Requirement: Below are the entries; output exactly the lines from the one containing "OCR this image." through the final line, inclusive.

──────

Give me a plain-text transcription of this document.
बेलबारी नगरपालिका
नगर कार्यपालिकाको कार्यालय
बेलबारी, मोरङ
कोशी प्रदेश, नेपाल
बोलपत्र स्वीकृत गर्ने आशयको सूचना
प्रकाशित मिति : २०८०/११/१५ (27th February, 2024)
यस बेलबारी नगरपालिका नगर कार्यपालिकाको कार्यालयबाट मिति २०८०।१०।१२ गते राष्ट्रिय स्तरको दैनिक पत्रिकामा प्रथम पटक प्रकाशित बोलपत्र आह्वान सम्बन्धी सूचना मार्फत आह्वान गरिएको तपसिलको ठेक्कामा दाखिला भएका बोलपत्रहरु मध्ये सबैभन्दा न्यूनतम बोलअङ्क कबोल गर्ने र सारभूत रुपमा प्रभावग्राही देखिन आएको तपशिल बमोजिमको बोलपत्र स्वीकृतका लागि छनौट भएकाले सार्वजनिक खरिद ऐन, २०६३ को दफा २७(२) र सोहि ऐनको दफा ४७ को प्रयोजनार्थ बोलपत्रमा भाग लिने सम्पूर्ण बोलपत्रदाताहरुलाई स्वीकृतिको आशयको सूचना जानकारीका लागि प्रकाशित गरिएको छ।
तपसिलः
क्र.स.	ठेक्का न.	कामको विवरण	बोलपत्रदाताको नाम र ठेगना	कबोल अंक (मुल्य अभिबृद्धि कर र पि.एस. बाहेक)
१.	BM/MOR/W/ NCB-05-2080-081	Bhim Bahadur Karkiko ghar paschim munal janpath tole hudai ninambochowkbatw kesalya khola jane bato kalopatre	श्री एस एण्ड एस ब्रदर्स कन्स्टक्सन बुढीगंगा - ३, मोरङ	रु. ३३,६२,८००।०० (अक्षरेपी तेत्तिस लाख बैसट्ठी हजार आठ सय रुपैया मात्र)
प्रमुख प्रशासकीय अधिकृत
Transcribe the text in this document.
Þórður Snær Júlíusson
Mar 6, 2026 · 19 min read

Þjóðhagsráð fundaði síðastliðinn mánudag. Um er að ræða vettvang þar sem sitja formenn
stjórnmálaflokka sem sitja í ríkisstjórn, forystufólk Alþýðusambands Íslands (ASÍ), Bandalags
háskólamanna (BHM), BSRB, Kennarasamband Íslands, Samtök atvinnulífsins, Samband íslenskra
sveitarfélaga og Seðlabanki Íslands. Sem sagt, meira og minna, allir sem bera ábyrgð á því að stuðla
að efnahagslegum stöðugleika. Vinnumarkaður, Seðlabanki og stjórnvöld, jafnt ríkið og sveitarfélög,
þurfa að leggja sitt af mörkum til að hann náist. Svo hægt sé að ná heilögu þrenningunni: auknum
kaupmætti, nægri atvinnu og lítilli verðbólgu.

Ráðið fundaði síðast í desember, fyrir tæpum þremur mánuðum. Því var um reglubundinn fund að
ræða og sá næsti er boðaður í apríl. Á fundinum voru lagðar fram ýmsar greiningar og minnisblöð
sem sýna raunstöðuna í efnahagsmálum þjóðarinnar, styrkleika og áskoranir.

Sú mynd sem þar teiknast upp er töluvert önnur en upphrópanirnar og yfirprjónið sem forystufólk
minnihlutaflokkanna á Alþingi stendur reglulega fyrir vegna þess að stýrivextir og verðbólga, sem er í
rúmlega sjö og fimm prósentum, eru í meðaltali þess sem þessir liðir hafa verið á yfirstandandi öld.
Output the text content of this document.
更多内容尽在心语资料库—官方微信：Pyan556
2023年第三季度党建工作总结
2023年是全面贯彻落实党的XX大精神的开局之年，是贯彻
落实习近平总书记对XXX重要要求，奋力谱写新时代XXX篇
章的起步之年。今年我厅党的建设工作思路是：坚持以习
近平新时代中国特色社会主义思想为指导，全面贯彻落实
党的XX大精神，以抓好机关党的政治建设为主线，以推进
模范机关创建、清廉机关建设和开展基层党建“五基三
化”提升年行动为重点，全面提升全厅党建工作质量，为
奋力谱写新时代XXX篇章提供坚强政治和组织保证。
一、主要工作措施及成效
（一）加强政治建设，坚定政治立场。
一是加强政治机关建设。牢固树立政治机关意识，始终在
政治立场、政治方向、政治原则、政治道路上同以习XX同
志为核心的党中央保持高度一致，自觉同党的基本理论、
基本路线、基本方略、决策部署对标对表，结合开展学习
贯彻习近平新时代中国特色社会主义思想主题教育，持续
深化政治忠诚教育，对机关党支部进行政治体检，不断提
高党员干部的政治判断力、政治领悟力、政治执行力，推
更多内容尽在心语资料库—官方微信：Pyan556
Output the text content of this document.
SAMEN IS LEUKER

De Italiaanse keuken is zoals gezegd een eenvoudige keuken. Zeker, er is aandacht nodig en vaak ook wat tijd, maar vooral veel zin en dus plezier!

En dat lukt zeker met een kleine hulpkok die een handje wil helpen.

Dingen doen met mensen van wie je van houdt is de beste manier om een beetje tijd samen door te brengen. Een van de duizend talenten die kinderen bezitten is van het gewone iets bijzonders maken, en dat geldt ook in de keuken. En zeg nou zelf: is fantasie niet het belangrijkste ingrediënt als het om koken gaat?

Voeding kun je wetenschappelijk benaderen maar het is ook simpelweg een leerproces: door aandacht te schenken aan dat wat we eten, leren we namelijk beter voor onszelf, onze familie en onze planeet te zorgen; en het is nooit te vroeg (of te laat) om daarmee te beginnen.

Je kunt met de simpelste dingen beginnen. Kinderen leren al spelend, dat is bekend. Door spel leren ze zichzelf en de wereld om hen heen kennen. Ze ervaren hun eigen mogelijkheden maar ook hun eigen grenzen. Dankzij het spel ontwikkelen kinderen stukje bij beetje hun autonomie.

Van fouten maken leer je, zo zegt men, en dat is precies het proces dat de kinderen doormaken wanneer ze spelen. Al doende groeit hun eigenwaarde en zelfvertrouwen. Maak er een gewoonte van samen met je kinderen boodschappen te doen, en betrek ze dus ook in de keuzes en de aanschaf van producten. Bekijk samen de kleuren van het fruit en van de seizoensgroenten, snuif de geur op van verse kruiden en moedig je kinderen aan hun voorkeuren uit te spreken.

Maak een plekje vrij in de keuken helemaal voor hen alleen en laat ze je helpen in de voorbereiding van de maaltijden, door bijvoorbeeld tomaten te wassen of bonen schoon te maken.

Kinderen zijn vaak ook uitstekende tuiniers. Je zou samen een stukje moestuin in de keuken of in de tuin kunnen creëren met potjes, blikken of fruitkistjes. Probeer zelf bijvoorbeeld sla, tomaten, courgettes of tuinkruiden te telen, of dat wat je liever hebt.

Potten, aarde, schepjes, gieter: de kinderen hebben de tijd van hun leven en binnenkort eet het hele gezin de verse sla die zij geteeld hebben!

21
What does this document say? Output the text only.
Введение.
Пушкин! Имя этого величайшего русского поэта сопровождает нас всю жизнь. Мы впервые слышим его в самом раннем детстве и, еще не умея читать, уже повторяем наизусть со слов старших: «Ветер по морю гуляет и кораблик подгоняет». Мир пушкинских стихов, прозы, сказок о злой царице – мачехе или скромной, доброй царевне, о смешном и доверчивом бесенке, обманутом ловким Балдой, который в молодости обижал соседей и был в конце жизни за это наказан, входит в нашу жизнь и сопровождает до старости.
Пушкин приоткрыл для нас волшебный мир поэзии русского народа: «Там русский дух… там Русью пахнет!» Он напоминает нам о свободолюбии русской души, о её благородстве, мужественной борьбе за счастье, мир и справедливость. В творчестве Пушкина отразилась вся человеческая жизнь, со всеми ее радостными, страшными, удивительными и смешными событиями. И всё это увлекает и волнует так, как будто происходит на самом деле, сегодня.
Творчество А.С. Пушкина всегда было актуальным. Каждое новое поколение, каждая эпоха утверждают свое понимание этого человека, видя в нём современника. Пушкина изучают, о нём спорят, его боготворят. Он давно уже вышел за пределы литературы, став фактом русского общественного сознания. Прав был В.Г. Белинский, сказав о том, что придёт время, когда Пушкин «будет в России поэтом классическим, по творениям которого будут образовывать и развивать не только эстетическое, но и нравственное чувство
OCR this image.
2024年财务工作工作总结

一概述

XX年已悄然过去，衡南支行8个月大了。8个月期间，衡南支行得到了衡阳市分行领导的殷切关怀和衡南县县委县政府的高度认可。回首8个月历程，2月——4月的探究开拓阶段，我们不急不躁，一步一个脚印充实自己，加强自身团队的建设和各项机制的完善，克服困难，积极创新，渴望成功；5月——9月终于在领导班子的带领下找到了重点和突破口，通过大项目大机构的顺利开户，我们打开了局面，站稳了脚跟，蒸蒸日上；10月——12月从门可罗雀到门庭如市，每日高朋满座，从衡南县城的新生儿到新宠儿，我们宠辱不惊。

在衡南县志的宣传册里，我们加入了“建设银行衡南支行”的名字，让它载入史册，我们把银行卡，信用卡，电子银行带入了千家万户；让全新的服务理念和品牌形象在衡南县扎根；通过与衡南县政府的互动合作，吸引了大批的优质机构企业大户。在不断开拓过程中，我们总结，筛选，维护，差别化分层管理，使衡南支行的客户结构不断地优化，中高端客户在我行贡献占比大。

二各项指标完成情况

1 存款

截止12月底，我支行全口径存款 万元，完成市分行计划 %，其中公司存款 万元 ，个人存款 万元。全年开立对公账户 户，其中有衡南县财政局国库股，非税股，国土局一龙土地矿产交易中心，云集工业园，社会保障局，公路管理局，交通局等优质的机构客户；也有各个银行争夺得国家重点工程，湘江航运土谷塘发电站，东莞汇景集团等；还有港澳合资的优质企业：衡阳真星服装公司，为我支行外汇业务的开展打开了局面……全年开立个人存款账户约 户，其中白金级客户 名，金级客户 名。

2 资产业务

──────

Answer to the problem:
OCR this image.
2024年财务工作工作总结

一概述

XX年已悄然过去，衡南支行8个月大了。8个月期间，衡南支行得到了衡阳市分行领导的殷切关怀和衡南县县委县政府的高度认可。回首8个月历程，2月——4月的探究开拓阶段，我们不急不躁，一步一个脚印充实自己，加强自身团队的建设和各项机制的完善，克服困难，积极创新，渴望成功；5月——9月终于在领导班子的带领下找到了重点和突破口，通过大项目大机构的顺利开户，我们打开了局面，站稳了脚跟，蒸蒸日上；10月——12月从门可罗雀到门庭如市，每日高朋满座，从衡南县城的新生儿到新宠儿，我们宠辱不惊。

在衡南县志的宣传册里，我们加入了“建设银行衡南支行”的名字，让它载入史册，我们把银行卡，信用卡，电子银行带入了千家万户；让全新的服务理念和品牌形象在衡南县扎根；通过与衡南县政府的互动合作，吸引了大批的优质机构企业大户。在不断开拓过程中，我们总结，筛选，维护，差别化分层管理，使衡南支行的客户结构不断地优化，中高端客户在我行贡献占比大。

二各项指标完成情况

1 存款

截止12月底，我支行全口径存款 万元，完成市分行计划 %，其中公司存款 万元 ，个人存款 万元。全年开立对公账户 户，其中有衡南县财政局国库股，非税股，国土局一龙土地矿产交易中心，云集工业园，社会保障局，公路管理局，交通局等优质的机构客户；也有各个银行争夺得国家重点工程，湘江航运土谷塘发电站，东莞汇景集团等；还有港澳合资的优质企业：衡阳真星服装公司，为我支行外汇业务的开展打开了局面……全年开立个人存款账户约 户，其中白金级客户 名，金级客户 名。

2 资产业务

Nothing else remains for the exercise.